> [Do this]:
Transcribe the entries below exactly; leave every image out.

> [Listed entries]:
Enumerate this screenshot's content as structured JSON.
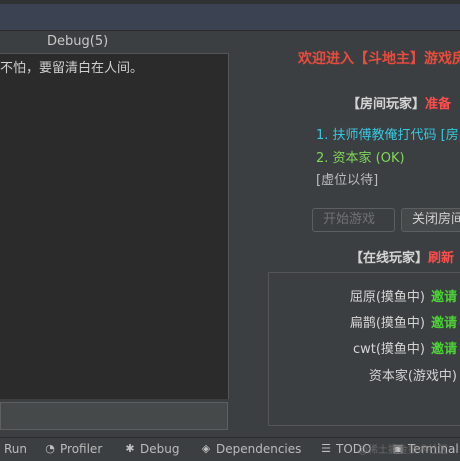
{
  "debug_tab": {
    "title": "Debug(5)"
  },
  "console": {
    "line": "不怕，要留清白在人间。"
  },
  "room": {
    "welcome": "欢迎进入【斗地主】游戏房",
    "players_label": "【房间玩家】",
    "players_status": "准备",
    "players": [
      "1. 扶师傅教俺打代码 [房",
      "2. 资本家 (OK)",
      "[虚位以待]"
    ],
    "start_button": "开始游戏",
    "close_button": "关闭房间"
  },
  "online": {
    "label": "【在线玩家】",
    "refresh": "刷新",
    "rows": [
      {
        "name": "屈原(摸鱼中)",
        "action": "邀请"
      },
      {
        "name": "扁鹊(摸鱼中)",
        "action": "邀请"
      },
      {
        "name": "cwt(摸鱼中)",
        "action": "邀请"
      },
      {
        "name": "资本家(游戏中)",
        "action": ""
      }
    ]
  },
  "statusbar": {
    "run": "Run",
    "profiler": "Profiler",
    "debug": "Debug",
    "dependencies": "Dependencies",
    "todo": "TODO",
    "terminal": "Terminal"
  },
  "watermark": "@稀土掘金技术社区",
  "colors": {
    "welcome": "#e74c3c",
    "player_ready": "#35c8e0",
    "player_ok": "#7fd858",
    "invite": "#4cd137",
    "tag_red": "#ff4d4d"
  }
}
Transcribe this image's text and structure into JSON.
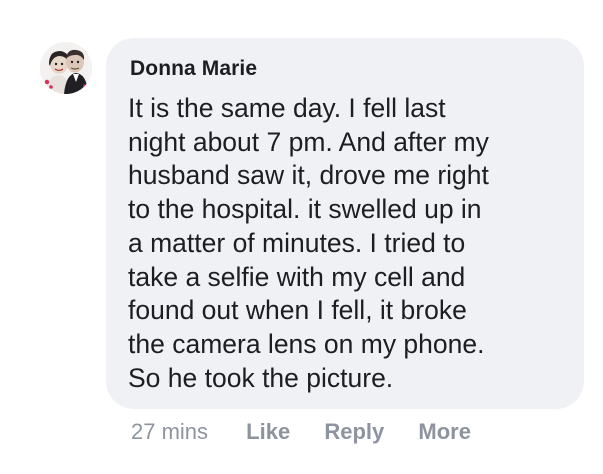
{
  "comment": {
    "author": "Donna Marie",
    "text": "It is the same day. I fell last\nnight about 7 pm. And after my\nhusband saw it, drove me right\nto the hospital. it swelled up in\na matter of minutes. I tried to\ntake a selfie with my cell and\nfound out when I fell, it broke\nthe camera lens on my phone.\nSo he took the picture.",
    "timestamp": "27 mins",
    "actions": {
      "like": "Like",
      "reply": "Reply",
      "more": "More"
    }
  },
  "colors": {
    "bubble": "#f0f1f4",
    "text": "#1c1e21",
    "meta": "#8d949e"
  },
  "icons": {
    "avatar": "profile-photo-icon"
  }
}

> [Exercise response]:
Enumerate this screenshot's content as structured JSON.
{
  "debug_tab": {
    "title": "Debug(5)"
  },
  "console": {
    "line": "不怕，要留清白在人间。"
  },
  "room": {
    "welcome": "欢迎进入【斗地主】游戏房",
    "players_label": "【房间玩家】",
    "players_status": "准备",
    "players": [
      "1. 扶师傅教俺打代码 [房",
      "2. 资本家 (OK)",
      "[虚位以待]"
    ],
    "start_button": "开始游戏",
    "close_button": "关闭房间"
  },
  "online": {
    "label": "【在线玩家】",
    "refresh": "刷新",
    "rows": [
      {
        "name": "屈原(摸鱼中)",
        "action": "邀请"
      },
      {
        "name": "扁鹊(摸鱼中)",
        "action": "邀请"
      },
      {
        "name": "cwt(摸鱼中)",
        "action": "邀请"
      },
      {
        "name": "资本家(游戏中)",
        "action": ""
      }
    ]
  },
  "statusbar": {
    "run": "Run",
    "profiler": "Profiler",
    "debug": "Debug",
    "dependencies": "Dependencies",
    "todo": "TODO",
    "terminal": "Terminal"
  },
  "watermark": "@稀土掘金技术社区",
  "colors": {
    "welcome": "#e74c3c",
    "player_ready": "#35c8e0",
    "player_ok": "#7fd858",
    "invite": "#4cd137",
    "tag_red": "#ff4d4d"
  }
}
Transcribe this image's text and structure into JSON.
{
  "comment": {
    "author": "Donna Marie",
    "text": "It is the same day. I fell last\nnight about 7 pm. And after my\nhusband saw it, drove me right\nto the hospital. it swelled up in\na matter of minutes. I tried to\ntake a selfie with my cell and\nfound out when I fell, it broke\nthe camera lens on my phone.\nSo he took the picture.",
    "timestamp": "27 mins",
    "actions": {
      "like": "Like",
      "reply": "Reply",
      "more": "More"
    }
  },
  "colors": {
    "bubble": "#f0f1f4",
    "text": "#1c1e21",
    "meta": "#8d949e"
  },
  "icons": {
    "avatar": "profile-photo-icon"
  }
}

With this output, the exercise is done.